-------- Dataset content --------

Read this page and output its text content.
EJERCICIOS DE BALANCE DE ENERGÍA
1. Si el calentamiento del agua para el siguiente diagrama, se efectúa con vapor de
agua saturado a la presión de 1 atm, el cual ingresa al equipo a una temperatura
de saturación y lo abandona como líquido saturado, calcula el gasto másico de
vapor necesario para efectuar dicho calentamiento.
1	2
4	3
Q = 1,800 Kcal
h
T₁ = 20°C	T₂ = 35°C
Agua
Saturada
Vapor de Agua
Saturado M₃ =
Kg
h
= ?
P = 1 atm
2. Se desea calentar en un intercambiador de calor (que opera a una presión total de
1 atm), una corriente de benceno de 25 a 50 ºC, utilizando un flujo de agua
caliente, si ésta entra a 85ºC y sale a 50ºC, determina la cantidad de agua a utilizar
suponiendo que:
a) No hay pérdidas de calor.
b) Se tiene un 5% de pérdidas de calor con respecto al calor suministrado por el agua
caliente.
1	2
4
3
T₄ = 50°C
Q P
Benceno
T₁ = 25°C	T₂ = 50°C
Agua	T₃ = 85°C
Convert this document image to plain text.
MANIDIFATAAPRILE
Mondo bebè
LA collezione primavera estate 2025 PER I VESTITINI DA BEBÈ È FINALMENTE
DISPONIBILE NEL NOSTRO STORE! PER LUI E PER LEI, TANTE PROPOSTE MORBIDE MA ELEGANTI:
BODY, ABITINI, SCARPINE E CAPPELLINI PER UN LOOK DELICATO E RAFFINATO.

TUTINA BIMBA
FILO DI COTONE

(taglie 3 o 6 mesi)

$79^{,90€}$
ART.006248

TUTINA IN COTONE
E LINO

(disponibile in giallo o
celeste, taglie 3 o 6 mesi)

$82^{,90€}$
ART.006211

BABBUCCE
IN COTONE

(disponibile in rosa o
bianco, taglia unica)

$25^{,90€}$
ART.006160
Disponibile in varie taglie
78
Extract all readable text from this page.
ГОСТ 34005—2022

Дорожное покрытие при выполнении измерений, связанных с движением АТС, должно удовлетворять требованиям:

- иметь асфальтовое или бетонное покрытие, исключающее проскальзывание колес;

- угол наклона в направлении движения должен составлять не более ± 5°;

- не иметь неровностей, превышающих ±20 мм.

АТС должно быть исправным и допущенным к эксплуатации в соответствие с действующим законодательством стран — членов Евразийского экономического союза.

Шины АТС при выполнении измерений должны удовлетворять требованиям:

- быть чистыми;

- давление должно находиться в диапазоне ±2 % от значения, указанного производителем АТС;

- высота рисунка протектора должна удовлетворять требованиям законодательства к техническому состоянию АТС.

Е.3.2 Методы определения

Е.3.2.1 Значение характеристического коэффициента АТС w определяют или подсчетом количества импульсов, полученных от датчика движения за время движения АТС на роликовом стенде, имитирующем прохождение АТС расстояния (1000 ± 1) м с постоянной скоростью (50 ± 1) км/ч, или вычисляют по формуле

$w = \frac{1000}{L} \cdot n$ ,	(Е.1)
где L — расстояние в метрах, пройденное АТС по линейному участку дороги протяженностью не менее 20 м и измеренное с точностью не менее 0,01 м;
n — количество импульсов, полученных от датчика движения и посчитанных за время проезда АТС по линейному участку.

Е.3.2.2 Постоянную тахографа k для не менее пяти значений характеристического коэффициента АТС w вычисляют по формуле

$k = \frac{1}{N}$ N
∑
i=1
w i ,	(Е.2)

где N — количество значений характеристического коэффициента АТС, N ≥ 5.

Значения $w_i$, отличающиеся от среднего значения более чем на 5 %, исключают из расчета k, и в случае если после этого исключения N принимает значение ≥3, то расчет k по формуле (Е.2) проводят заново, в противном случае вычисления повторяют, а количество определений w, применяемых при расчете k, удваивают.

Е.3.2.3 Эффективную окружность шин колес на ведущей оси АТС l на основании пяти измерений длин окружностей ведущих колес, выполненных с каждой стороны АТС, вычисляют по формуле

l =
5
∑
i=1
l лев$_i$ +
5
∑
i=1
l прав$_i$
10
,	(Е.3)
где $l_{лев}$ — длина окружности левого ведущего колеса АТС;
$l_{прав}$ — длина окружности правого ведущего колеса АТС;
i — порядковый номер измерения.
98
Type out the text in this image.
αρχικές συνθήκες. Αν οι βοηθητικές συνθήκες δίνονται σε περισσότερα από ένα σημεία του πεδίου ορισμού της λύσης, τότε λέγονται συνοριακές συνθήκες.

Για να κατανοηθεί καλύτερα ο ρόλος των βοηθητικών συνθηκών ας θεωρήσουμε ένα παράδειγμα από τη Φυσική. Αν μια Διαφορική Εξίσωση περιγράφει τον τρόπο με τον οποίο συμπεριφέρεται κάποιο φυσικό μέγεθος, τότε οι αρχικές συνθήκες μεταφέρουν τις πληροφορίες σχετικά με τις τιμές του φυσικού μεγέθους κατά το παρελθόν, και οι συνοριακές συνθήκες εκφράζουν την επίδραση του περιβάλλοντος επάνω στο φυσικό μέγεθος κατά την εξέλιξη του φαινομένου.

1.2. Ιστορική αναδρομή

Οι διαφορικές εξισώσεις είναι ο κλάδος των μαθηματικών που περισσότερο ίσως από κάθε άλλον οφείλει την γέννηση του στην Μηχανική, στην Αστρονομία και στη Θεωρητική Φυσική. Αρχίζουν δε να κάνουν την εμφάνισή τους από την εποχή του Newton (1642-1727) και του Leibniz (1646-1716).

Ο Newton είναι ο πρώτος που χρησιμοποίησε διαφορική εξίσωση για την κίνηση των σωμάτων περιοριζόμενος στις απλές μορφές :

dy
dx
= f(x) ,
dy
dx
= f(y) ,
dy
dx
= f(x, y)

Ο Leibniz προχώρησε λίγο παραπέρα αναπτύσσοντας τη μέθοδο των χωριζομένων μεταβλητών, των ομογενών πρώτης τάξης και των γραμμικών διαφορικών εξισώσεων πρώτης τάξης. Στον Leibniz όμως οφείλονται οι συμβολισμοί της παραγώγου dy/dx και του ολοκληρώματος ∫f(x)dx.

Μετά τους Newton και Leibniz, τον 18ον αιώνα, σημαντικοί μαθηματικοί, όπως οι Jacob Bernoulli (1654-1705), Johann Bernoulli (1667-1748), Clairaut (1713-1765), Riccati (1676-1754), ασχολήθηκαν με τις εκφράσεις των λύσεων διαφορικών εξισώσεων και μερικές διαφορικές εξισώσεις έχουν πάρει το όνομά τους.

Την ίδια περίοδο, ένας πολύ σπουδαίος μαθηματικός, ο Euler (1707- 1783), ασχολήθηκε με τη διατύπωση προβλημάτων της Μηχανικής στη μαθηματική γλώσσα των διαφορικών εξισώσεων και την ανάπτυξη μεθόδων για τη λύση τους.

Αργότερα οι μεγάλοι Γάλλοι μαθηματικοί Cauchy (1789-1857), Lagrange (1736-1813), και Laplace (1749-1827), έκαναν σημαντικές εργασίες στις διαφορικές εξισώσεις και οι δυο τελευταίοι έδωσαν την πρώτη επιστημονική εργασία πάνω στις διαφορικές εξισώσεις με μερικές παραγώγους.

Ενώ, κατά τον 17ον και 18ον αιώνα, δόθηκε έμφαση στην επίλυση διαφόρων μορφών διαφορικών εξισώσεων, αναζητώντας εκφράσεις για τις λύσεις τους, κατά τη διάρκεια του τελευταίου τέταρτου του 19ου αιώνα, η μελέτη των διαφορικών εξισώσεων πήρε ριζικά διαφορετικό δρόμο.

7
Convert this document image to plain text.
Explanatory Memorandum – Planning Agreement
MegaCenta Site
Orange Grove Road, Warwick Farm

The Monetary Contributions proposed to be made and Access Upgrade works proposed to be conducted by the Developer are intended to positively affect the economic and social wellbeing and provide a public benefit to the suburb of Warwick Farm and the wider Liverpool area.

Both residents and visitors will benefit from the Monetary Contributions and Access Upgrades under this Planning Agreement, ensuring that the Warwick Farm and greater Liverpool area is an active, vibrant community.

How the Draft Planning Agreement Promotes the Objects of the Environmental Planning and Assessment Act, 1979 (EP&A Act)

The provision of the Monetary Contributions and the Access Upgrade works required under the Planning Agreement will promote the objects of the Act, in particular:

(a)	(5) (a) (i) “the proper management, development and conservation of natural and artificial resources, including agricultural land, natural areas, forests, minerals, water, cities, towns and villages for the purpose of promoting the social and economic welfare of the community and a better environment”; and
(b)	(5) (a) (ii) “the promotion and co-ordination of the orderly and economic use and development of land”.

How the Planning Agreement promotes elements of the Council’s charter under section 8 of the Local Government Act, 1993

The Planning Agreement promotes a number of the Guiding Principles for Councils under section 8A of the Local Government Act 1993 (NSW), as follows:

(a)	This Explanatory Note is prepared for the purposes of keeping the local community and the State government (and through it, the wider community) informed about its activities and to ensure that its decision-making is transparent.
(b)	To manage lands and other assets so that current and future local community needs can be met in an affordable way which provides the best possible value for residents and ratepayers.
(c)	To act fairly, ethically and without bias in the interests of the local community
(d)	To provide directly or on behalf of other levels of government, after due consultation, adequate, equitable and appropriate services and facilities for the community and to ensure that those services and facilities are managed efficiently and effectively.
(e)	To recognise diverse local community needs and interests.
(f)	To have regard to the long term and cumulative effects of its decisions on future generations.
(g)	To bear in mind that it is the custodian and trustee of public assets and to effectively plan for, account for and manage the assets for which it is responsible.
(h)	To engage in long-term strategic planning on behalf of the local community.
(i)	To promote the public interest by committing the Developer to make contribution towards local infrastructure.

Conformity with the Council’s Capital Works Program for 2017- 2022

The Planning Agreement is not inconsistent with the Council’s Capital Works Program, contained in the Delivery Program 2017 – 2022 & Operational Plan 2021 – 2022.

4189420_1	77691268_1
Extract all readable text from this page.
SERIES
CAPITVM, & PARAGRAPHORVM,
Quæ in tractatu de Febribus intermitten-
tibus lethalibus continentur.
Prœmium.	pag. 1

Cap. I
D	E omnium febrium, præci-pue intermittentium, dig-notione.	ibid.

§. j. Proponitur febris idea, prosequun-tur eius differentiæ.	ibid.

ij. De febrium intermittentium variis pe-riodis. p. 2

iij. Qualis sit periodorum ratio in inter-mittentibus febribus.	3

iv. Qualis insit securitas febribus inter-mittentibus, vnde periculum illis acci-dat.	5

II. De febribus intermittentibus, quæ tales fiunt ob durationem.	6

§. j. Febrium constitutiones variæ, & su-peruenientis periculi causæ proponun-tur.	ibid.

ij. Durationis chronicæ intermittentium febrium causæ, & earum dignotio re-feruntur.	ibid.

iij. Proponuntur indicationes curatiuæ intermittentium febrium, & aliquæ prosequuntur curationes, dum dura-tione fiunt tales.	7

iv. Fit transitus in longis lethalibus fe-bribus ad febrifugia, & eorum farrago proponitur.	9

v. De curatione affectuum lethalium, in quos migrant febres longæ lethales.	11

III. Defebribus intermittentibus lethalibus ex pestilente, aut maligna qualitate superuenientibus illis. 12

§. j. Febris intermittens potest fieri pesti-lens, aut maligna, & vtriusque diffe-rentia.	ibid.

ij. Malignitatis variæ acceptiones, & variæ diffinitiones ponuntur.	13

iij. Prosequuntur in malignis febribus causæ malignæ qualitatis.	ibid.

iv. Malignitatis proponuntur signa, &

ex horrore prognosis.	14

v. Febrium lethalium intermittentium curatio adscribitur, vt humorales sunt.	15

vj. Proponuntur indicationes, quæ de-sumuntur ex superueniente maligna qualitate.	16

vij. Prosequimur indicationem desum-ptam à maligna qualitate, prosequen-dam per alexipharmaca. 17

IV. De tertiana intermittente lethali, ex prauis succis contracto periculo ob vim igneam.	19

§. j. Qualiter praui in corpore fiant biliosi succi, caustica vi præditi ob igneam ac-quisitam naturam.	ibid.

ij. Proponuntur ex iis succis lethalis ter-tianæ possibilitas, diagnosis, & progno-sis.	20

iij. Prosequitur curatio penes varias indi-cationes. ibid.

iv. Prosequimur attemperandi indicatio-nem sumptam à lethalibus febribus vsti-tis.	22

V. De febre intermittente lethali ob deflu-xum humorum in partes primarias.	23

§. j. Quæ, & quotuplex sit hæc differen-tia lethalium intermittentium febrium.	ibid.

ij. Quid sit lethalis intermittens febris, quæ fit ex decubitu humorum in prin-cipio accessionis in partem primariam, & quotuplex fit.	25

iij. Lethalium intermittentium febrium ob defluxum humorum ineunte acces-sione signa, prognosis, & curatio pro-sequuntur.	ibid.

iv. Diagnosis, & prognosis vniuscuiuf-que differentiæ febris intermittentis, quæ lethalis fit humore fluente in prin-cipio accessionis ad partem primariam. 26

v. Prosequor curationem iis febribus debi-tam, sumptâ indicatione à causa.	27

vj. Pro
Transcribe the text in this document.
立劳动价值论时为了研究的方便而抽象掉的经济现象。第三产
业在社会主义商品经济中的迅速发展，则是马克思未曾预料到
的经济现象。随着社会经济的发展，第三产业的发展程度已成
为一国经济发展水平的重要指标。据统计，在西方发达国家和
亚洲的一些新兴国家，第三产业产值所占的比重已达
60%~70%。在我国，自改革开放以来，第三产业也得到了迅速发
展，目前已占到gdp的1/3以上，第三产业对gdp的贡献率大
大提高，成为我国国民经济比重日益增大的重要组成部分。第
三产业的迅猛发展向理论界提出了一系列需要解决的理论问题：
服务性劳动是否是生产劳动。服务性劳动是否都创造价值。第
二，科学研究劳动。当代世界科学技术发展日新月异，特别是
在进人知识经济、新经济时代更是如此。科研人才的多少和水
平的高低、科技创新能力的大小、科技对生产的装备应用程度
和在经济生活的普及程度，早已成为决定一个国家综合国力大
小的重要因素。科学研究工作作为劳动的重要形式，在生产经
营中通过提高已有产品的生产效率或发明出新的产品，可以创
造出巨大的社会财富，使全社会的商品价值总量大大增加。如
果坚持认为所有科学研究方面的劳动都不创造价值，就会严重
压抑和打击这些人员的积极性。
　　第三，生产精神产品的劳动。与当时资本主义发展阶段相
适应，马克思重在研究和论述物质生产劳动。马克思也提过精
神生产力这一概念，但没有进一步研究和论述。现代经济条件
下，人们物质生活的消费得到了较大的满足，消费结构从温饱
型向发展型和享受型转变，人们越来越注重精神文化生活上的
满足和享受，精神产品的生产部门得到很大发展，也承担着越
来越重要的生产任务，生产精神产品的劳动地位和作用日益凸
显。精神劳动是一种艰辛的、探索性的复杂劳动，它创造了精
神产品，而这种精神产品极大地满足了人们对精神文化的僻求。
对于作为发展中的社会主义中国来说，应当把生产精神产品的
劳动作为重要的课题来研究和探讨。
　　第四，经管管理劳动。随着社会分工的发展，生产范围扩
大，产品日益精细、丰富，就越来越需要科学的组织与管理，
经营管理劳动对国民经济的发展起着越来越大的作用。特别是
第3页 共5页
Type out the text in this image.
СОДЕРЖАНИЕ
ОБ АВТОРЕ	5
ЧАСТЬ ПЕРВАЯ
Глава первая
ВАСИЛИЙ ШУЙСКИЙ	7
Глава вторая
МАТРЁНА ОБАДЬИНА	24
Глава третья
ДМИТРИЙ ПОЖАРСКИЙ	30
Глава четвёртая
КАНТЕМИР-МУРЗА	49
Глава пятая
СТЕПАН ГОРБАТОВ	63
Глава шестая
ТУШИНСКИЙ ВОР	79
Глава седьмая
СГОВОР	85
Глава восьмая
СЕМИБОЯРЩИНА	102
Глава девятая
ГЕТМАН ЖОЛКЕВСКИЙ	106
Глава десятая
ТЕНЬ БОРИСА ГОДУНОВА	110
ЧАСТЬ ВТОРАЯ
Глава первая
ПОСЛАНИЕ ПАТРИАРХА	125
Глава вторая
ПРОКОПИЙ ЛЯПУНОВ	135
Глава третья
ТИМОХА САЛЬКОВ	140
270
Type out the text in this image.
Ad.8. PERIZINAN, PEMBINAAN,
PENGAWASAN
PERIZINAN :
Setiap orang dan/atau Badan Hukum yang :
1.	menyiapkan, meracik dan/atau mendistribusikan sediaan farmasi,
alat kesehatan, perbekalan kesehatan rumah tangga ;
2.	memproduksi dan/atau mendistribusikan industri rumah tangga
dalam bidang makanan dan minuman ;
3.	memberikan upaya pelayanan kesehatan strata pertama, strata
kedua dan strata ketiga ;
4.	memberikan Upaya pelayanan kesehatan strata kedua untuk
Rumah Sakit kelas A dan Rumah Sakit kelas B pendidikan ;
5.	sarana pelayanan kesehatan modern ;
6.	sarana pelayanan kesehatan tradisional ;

--------

Find the string "signa" in the listing and return every line that holds it.

iv. Malignitatis proponuntur signa, &
iij. Lethalium intermittentium febrium ob defluxum humorum ineunte acces-sione signa, prognosis, & curatio pro-sequuntur.	ibid.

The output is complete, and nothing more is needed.